> _PROBLEM DESCRIPTION_
Exactly as written, print each record in the listing.
──────────
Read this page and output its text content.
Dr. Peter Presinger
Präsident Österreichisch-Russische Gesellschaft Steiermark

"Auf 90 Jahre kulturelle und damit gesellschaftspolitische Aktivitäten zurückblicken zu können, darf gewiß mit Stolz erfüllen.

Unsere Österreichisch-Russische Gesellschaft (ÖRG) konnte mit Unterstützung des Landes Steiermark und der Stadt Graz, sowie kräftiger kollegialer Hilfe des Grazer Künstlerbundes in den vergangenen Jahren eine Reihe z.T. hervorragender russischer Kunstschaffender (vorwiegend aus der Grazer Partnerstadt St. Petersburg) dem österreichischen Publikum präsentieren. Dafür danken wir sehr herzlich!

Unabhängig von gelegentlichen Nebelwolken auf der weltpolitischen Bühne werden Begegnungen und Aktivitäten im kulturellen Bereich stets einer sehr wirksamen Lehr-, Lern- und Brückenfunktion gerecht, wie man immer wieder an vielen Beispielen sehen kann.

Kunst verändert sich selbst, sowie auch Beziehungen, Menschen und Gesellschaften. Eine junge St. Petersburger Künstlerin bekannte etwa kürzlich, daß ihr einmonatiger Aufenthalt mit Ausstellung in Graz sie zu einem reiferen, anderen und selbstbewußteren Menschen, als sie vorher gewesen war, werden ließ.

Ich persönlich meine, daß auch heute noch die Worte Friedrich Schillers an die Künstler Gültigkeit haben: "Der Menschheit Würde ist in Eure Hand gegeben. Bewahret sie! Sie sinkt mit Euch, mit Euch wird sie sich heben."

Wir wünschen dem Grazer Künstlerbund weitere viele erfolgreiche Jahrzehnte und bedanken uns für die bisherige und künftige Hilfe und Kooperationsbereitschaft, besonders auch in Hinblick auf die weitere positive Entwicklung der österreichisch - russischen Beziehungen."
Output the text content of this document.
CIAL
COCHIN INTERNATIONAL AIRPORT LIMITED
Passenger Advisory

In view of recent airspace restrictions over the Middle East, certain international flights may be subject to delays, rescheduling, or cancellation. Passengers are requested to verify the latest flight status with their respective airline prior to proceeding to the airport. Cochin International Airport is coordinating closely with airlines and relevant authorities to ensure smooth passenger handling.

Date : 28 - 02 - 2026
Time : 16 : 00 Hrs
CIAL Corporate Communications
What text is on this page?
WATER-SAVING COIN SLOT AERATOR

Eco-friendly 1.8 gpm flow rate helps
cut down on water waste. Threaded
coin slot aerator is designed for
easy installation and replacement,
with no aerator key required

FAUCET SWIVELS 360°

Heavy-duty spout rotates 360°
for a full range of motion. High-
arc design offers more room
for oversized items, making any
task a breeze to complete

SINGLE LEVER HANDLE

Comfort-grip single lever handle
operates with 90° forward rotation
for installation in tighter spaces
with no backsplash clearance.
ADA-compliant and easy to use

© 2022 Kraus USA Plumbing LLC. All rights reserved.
──────────
> _OUTPUT OF THE EXERCISE_
Read this page and output its text content.
Dr. Peter Presinger
Präsident Österreichisch-Russische Gesellschaft Steiermark

"Auf 90 Jahre kulturelle und damit gesellschaftspolitische Aktivitäten zurückblicken zu können, darf gewiß mit Stolz erfüllen.

Unsere Österreichisch-Russische Gesellschaft (ÖRG) konnte mit Unterstützung des Landes Steiermark und der Stadt Graz, sowie kräftiger kollegialer Hilfe des Grazer Künstlerbundes in den vergangenen Jahren eine Reihe z.T. hervorragender russischer Kunstschaffender (vorwiegend aus der Grazer Partnerstadt St. Petersburg) dem österreichischen Publikum präsentieren. Dafür danken wir sehr herzlich!

Unabhängig von gelegentlichen Nebelwolken auf der weltpolitischen Bühne werden Begegnungen und Aktivitäten im kulturellen Bereich stets einer sehr wirksamen Lehr-, Lern- und Brückenfunktion gerecht, wie man immer wieder an vielen Beispielen sehen kann.

Kunst verändert sich selbst, sowie auch Beziehungen, Menschen und Gesellschaften. Eine junge St. Petersburger Künstlerin bekannte etwa kürzlich, daß ihr einmonatiger Aufenthalt mit Ausstellung in Graz sie zu einem reiferen, anderen und selbstbewußteren Menschen, als sie vorher gewesen war, werden ließ.

Ich persönlich meine, daß auch heute noch die Worte Friedrich Schillers an die Künstler Gültigkeit haben: "Der Menschheit Würde ist in Eure Hand gegeben. Bewahret sie! Sie sinkt mit Euch, mit Euch wird sie sich heben."

Wir wünschen dem Grazer Künstlerbund weitere viele erfolgreiche Jahrzehnte und bedanken uns für die bisherige und künftige Hilfe und Kooperationsbereitschaft, besonders auch in Hinblick auf die weitere positive Entwicklung der österreichisch - russischen Beziehungen."
Output the text content of this document.
CIAL
COCHIN INTERNATIONAL AIRPORT LIMITED
Passenger Advisory

In view of recent airspace restrictions over the Middle East, certain international flights may be subject to delays, rescheduling, or cancellation. Passengers are requested to verify the latest flight status with their respective airline prior to proceeding to the airport. Cochin International Airport is coordinating closely with airlines and relevant authorities to ensure smooth passenger handling.

Date : 28 - 02 - 2026
Time : 16 : 00 Hrs
CIAL Corporate Communications
What text is on this page?
WATER-SAVING COIN SLOT AERATOR

Eco-friendly 1.8 gpm flow rate helps
cut down on water waste. Threaded
coin slot aerator is designed for
easy installation and replacement,
with no aerator key required

FAUCET SWIVELS 360°

Heavy-duty spout rotates 360°
for a full range of motion. High-
arc design offers more room
for oversized items, making any
task a breeze to complete

SINGLE LEVER HANDLE

Comfort-grip single lever handle
operates with 90° forward rotation
for installation in tighter spaces
with no backsplash clearance.
ADA-compliant and easy to use

© 2022 Kraus USA Plumbing LLC. All rights reserved.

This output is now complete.